- _Given exercise_:
Show all lines of the listing that hold the word "poisson".
══ Data in this exercise
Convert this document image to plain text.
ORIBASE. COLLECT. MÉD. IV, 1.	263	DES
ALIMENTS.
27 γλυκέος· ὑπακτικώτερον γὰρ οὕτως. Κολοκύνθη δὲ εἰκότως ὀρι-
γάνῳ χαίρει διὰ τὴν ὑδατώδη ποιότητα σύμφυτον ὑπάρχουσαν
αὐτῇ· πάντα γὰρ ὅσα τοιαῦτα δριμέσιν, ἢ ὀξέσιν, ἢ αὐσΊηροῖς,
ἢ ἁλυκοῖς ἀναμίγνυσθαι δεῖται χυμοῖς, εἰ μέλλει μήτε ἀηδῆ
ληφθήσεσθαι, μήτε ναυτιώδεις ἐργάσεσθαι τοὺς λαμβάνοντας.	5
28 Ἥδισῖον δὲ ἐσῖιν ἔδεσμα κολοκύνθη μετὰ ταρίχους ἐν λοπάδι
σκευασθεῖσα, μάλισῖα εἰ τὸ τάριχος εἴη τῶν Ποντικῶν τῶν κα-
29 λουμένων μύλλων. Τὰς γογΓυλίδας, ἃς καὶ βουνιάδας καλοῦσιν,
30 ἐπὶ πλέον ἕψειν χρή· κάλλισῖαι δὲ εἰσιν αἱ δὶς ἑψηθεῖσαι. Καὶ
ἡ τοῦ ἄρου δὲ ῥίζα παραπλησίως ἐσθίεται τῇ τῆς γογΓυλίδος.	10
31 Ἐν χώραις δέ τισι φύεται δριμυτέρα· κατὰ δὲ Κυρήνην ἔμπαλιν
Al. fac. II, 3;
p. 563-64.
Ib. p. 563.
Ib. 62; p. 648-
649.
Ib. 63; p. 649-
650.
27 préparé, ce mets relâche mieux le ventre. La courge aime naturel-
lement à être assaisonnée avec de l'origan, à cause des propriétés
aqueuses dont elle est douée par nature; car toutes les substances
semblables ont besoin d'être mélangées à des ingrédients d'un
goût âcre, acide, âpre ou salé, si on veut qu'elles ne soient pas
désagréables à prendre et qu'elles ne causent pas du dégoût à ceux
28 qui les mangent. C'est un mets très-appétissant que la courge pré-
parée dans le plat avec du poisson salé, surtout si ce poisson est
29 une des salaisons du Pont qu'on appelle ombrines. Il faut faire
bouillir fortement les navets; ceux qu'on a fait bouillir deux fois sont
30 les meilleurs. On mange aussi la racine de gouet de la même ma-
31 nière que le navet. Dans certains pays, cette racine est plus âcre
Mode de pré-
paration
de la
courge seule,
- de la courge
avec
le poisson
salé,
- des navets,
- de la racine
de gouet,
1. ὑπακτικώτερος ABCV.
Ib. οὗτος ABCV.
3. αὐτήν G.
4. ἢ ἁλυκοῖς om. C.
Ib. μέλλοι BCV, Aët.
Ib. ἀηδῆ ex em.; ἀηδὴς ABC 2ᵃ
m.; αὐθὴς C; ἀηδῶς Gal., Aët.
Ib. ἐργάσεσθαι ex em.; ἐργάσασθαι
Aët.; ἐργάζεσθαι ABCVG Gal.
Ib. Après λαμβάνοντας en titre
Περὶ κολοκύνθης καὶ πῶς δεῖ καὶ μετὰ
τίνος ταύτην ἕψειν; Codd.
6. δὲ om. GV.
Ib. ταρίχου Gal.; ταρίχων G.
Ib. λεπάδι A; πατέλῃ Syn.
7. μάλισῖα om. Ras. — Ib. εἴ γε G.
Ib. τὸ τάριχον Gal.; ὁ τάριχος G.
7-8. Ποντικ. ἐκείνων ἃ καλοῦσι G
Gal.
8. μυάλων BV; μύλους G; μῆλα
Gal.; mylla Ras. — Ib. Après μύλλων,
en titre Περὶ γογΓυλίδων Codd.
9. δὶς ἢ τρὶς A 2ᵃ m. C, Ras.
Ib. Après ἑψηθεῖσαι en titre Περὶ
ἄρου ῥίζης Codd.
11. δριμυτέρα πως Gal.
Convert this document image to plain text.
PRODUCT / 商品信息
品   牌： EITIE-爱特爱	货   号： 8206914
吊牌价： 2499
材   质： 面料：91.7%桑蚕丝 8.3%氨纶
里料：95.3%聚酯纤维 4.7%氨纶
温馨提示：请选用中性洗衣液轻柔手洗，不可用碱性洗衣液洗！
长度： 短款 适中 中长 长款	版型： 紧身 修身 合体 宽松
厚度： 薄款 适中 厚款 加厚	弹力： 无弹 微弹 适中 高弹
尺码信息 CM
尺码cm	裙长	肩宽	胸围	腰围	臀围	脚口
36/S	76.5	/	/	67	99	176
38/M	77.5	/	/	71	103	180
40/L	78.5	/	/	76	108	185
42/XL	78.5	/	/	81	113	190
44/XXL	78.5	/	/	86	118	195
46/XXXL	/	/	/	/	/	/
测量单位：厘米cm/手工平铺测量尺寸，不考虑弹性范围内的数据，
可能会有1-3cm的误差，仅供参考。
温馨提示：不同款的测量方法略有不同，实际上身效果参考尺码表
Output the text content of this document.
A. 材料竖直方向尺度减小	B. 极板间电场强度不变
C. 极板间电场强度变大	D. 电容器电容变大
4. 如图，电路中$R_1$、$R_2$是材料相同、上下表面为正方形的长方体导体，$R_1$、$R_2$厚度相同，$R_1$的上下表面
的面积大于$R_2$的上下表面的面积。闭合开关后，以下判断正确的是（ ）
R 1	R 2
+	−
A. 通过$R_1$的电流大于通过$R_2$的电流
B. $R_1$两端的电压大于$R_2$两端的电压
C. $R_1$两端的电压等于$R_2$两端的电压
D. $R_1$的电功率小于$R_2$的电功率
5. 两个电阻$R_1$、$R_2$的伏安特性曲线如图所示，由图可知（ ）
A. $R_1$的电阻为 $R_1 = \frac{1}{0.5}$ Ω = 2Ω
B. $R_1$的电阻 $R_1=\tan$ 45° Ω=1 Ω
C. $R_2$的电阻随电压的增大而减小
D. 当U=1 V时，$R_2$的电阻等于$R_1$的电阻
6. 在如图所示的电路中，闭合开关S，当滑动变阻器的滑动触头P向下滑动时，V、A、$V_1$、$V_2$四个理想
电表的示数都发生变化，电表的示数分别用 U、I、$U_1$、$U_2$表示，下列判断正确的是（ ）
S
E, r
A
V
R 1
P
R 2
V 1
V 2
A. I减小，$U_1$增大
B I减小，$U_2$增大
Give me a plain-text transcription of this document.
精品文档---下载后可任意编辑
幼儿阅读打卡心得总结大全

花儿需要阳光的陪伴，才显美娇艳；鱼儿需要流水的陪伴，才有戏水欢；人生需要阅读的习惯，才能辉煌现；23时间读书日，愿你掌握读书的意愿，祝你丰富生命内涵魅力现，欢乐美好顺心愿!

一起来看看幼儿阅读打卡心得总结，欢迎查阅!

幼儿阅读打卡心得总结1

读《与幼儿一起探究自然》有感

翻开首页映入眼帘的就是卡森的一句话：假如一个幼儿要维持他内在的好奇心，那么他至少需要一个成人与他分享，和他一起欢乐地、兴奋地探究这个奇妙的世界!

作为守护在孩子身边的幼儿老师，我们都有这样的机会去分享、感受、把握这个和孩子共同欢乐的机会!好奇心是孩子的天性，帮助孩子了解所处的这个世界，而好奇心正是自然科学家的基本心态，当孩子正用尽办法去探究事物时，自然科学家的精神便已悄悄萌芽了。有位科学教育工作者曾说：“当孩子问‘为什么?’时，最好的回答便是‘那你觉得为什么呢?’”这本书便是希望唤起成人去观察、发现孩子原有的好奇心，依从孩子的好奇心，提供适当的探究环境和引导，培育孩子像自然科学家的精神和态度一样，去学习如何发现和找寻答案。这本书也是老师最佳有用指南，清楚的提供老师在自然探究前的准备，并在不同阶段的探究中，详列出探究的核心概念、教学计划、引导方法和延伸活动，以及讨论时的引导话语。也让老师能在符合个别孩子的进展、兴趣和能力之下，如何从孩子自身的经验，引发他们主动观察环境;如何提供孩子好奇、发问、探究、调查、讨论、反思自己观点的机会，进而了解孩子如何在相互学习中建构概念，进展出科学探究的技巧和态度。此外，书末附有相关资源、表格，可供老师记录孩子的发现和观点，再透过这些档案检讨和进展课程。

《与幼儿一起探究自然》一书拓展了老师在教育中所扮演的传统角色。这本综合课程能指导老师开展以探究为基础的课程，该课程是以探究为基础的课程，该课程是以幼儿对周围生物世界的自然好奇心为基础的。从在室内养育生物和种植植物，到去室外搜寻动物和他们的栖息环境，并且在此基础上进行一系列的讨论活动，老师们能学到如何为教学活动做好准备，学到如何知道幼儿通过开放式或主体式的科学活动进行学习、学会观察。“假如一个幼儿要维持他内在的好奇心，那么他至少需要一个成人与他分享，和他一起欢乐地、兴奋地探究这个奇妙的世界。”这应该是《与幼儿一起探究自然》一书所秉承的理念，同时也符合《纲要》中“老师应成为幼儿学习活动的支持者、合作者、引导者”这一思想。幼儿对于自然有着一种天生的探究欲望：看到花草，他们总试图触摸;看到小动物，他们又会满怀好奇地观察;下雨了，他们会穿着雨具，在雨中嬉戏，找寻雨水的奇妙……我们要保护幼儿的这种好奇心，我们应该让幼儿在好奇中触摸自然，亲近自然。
════
- _Response to this task_:
parée dans le plat avec du poisson salé, surtout si ce poisson est
le poisson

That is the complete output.